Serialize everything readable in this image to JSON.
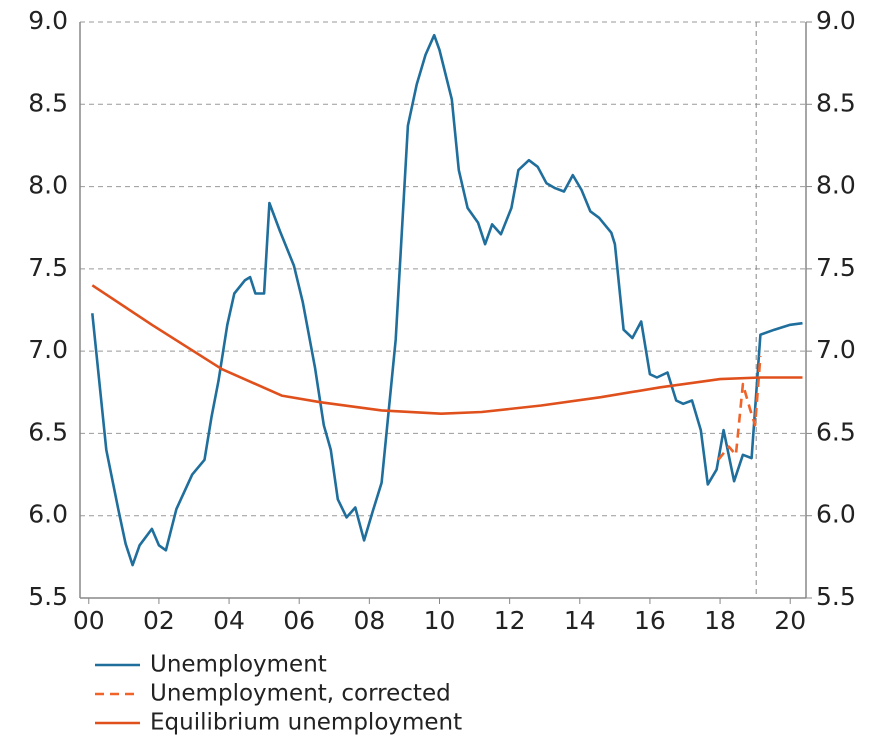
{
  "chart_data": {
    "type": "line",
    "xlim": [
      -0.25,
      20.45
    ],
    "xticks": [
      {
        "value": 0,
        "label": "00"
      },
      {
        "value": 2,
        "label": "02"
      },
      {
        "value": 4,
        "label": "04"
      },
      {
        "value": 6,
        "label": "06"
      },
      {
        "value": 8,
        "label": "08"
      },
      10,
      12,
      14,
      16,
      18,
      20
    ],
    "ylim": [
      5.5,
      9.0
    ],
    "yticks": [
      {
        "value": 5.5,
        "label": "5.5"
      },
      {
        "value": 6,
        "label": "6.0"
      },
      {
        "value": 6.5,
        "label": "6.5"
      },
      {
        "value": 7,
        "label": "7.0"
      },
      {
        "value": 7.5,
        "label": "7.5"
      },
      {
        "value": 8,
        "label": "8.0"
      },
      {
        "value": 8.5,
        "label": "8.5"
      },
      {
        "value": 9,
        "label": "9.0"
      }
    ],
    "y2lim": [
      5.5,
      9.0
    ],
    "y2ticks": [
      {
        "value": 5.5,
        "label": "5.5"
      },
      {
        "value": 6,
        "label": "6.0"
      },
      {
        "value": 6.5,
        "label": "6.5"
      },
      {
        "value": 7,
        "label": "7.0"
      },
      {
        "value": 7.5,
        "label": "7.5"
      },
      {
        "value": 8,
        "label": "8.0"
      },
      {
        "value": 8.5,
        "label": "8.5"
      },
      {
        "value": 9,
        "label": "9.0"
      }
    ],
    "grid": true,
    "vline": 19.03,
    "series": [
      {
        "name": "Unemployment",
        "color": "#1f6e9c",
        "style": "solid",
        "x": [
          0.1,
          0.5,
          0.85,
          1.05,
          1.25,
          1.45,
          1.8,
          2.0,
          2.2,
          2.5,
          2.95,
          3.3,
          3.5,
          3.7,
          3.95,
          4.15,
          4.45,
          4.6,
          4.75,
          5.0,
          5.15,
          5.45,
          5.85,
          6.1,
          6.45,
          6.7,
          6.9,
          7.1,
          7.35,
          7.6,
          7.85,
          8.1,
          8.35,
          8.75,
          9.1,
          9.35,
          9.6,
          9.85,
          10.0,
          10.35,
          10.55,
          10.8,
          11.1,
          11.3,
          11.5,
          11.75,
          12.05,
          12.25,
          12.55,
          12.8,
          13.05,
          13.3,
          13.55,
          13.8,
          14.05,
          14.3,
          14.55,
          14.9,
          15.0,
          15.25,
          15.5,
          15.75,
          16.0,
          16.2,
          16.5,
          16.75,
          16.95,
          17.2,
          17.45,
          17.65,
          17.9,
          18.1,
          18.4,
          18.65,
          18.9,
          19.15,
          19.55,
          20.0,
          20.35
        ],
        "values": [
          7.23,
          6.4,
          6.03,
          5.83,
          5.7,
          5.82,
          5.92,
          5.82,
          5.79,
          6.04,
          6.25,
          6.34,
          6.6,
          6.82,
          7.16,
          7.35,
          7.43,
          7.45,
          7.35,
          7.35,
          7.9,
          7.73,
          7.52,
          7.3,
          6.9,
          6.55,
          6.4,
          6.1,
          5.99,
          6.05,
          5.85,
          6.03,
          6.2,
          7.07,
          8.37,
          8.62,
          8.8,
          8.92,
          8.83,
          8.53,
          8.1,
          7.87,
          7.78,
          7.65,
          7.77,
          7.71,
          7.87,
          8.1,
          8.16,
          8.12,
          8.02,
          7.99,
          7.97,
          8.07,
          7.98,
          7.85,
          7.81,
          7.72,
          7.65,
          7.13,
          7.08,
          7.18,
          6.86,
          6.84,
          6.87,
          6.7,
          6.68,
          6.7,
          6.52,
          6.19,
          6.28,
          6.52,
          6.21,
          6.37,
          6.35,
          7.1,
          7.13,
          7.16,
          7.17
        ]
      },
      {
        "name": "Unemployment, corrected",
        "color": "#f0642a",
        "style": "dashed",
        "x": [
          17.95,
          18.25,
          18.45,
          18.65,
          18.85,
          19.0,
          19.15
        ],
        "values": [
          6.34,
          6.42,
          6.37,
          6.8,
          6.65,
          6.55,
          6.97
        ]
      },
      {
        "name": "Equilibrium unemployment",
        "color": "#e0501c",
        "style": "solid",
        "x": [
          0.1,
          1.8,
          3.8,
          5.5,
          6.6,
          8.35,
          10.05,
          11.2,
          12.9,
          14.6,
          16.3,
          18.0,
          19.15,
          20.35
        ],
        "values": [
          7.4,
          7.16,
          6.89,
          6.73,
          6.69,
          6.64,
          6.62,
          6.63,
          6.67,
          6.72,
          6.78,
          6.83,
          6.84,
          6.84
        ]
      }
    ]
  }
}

──────

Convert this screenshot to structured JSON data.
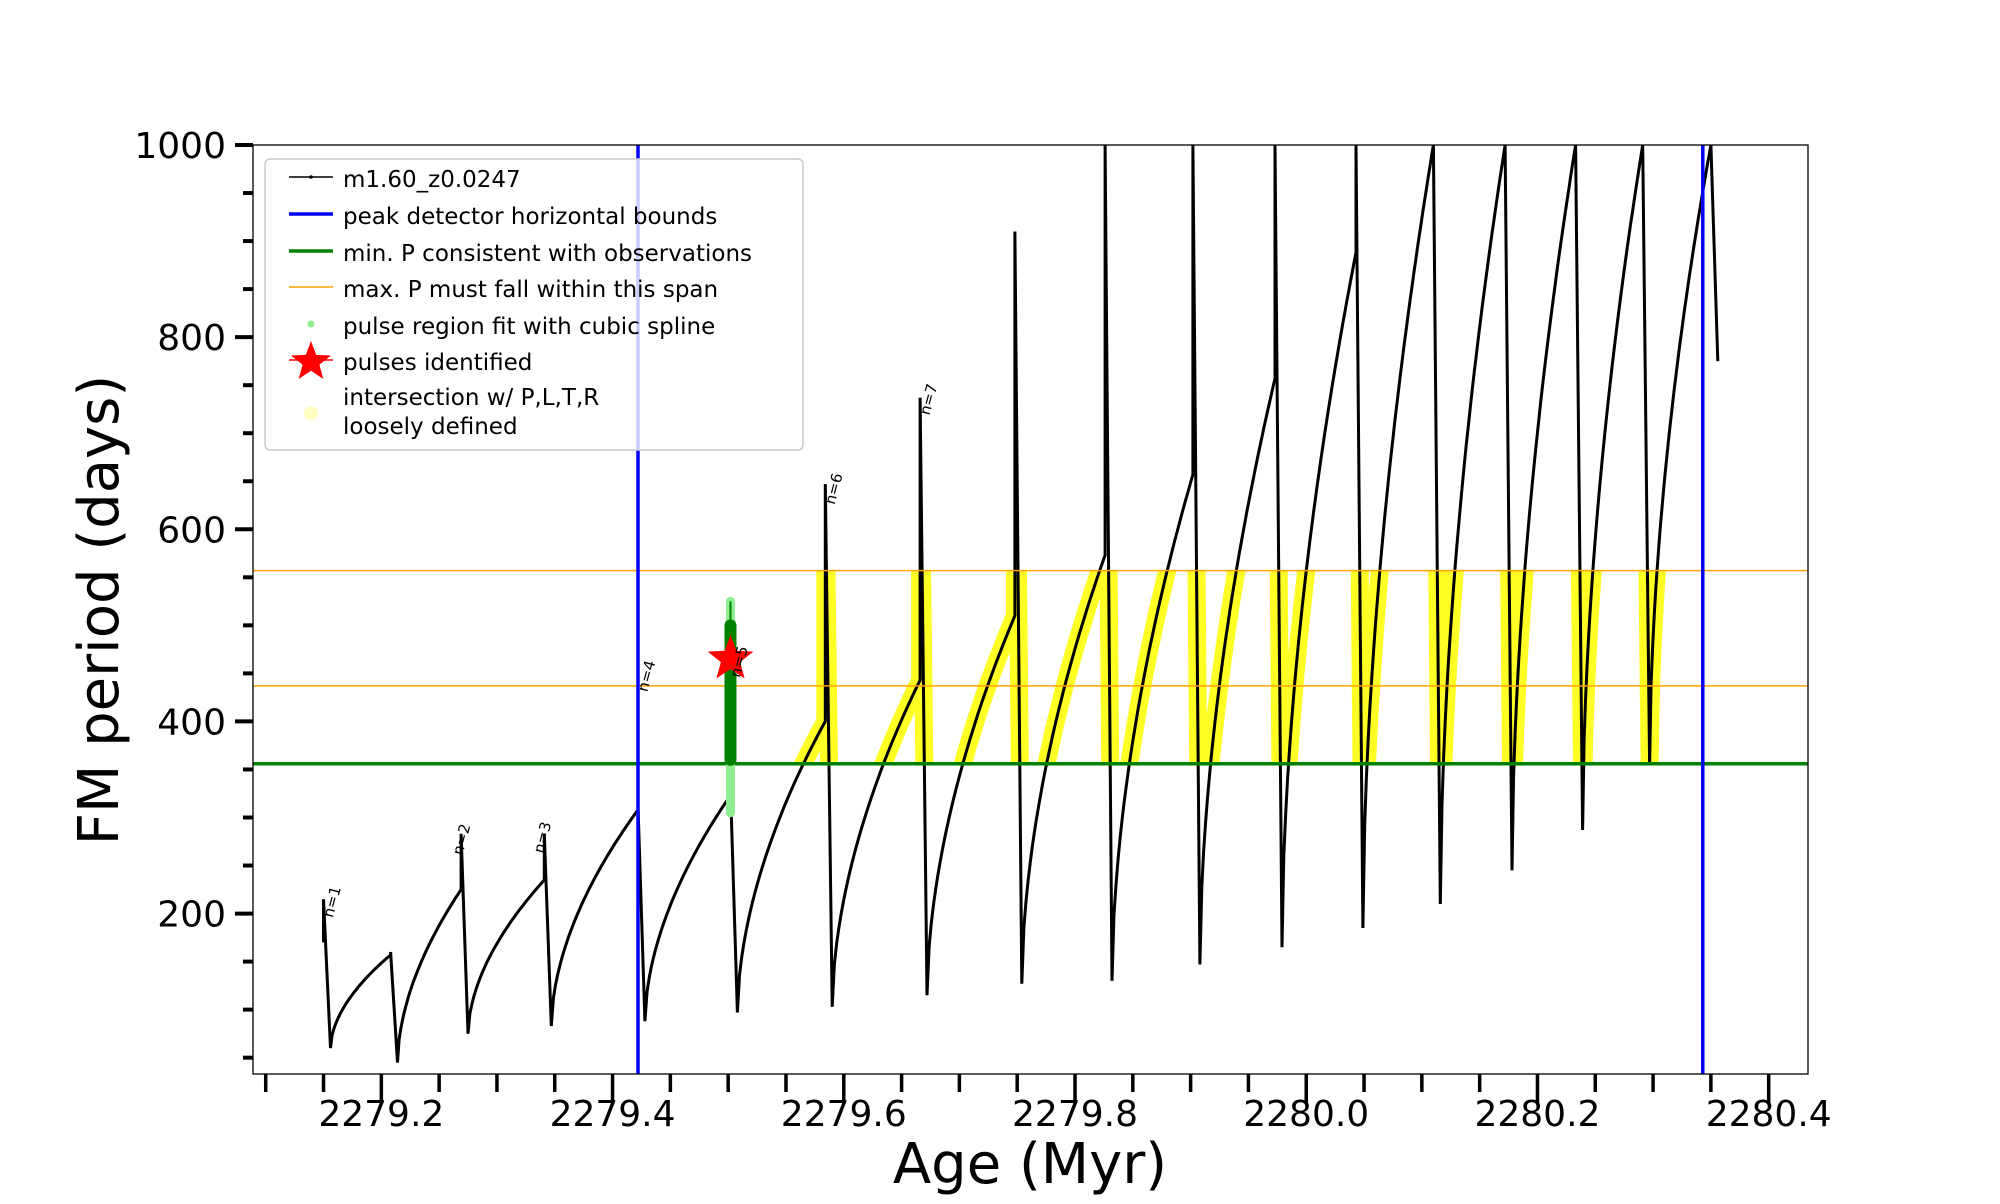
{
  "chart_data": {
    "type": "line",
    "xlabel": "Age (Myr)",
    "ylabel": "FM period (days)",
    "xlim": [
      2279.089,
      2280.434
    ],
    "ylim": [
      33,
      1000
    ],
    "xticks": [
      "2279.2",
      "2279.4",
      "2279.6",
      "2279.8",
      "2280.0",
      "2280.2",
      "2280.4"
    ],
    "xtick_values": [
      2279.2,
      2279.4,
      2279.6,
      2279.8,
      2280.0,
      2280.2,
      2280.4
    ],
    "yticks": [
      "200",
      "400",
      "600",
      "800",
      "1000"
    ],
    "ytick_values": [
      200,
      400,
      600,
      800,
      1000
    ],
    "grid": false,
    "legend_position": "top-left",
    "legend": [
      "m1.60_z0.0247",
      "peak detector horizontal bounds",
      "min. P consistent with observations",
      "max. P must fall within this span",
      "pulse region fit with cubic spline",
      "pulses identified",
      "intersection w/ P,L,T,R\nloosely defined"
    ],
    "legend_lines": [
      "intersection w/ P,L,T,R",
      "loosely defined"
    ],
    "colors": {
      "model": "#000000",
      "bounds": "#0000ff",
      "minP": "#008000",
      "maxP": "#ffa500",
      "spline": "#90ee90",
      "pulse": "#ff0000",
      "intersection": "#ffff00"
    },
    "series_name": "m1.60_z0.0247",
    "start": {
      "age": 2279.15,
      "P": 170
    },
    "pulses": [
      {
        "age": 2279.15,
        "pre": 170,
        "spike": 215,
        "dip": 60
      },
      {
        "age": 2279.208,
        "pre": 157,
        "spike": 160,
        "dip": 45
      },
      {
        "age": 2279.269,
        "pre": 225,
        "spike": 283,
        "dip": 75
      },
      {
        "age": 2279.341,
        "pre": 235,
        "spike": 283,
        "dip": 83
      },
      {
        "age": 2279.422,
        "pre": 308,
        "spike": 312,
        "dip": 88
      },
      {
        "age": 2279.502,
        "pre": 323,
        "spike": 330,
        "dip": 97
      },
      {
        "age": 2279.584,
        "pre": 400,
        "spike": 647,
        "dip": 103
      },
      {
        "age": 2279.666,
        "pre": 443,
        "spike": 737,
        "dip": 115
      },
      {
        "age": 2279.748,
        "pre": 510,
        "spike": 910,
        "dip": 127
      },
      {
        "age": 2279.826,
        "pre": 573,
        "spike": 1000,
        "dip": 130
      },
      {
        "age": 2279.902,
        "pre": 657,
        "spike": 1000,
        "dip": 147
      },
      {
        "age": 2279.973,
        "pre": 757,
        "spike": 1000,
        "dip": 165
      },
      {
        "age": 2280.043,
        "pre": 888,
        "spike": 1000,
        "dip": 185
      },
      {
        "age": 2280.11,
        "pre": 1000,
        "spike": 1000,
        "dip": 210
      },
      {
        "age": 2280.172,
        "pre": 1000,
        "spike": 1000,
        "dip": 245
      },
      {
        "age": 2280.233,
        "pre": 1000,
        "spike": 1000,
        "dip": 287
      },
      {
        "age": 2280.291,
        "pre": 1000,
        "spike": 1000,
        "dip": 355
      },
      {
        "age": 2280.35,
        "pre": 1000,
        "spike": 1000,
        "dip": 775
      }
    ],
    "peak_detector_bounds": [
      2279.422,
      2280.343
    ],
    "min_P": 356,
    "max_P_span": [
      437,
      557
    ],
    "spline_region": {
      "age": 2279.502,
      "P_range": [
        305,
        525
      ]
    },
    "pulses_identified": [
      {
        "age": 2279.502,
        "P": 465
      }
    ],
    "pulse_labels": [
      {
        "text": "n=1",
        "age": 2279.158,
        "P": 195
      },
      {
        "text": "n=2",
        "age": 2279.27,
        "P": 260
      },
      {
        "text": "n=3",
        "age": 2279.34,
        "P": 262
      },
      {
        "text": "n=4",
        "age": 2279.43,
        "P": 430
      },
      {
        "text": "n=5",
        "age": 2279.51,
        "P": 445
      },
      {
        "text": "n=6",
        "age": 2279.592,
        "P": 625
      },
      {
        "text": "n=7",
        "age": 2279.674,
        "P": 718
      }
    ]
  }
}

──────

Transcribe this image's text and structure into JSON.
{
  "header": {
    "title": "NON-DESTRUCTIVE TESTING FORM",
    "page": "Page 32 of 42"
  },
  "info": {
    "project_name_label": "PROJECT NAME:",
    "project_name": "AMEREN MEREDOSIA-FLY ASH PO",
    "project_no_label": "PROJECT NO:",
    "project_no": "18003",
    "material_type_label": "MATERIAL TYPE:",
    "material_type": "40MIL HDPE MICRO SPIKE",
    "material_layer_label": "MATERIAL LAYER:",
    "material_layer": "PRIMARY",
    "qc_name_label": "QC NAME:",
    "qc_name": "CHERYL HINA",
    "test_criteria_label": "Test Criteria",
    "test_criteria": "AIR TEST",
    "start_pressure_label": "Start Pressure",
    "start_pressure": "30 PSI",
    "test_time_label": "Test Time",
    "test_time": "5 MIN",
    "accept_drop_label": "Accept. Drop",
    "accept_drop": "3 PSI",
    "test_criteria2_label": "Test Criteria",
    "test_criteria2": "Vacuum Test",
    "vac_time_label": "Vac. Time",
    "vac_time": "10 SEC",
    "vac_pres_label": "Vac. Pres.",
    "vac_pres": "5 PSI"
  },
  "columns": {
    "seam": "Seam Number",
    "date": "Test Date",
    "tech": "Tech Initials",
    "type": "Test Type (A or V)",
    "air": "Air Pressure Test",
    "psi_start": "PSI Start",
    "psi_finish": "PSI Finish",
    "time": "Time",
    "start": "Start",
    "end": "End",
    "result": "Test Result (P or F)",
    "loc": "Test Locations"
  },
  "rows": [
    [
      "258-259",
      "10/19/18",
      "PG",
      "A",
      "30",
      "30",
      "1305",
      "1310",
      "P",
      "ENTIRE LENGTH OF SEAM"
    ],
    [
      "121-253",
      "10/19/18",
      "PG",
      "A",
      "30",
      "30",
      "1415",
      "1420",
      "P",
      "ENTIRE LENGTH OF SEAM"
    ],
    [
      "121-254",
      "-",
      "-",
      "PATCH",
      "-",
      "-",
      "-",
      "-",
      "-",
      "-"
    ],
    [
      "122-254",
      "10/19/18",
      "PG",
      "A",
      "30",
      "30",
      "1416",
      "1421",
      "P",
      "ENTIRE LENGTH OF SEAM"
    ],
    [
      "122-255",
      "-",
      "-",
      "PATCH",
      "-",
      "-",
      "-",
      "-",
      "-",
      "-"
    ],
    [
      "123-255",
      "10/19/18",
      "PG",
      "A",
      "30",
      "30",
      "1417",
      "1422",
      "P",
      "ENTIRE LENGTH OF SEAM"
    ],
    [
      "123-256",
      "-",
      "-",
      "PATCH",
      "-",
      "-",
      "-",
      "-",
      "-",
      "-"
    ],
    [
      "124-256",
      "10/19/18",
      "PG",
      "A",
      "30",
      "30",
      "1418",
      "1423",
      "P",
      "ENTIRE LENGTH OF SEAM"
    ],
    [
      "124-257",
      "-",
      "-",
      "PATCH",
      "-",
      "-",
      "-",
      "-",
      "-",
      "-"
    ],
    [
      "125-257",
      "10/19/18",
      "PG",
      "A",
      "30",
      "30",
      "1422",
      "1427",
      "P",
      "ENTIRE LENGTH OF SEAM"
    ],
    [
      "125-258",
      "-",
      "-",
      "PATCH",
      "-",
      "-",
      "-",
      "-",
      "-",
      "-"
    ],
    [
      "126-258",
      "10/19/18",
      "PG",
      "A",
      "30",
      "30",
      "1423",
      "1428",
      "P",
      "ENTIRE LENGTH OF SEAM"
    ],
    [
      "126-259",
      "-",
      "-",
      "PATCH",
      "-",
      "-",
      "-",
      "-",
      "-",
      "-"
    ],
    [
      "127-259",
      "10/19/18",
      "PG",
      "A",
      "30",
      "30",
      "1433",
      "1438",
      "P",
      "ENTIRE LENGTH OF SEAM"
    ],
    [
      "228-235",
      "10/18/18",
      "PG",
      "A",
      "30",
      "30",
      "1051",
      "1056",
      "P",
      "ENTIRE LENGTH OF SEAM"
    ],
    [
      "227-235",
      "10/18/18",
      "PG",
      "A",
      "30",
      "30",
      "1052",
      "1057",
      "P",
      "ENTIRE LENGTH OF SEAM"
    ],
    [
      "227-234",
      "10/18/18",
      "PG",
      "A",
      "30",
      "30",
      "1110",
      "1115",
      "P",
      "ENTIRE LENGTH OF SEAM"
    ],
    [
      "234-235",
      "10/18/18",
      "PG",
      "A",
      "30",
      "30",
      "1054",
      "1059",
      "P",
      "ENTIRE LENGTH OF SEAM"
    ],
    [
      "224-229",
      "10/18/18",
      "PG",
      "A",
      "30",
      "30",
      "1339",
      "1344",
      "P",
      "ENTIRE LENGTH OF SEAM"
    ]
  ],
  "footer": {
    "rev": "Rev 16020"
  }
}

──────

[AIM OF THE TASK]
Pull out every line holding "this" from the records above, and copy it.

[RESPONSE TO THE EXERCISE]
Serialize everything readable in this image to JSON.
Convert this screenshot to structured JSON data.
      "max. P must fall within this span",
Transcribe this image's text and structure into JSON.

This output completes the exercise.